(Source records)
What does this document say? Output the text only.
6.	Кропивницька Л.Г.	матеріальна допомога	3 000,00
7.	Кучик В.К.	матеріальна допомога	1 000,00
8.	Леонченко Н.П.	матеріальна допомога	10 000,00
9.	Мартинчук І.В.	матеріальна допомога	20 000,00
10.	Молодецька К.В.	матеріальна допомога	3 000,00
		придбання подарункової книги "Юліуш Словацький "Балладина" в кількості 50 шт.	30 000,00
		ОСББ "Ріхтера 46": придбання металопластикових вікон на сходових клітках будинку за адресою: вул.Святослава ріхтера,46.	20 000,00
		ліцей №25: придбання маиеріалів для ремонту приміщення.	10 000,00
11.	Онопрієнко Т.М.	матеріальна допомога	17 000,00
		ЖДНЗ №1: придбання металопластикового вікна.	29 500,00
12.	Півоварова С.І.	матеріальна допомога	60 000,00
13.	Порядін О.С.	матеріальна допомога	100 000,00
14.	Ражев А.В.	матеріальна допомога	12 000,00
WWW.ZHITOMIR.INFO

Instructions to follow |
Word for word, quote all of the data above.

Full output |
What does this document say? Output the text only.
6.	Кропивницька Л.Г.	матеріальна допомога	3 000,00
7.	Кучик В.К.	матеріальна допомога	1 000,00
8.	Леонченко Н.П.	матеріальна допомога	10 000,00
9.	Мартинчук І.В.	матеріальна допомога	20 000,00
10.	Молодецька К.В.	матеріальна допомога	3 000,00
		придбання подарункової книги "Юліуш Словацький "Балладина" в кількості 50 шт.	30 000,00
		ОСББ "Ріхтера 46": придбання металопластикових вікон на сходових клітках будинку за адресою: вул.Святослава ріхтера,46.	20 000,00
		ліцей №25: придбання маиеріалів для ремонту приміщення.	10 000,00
11.	Онопрієнко Т.М.	матеріальна допомога	17 000,00
		ЖДНЗ №1: придбання металопластикового вікна.	29 500,00
12.	Півоварова С.І.	матеріальна допомога	60 000,00
13.	Порядін О.С.	матеріальна допомога	100 000,00
14.	Ражев А.В.	матеріальна допомога	12 000,00
WWW.ZHITOMIR.INFO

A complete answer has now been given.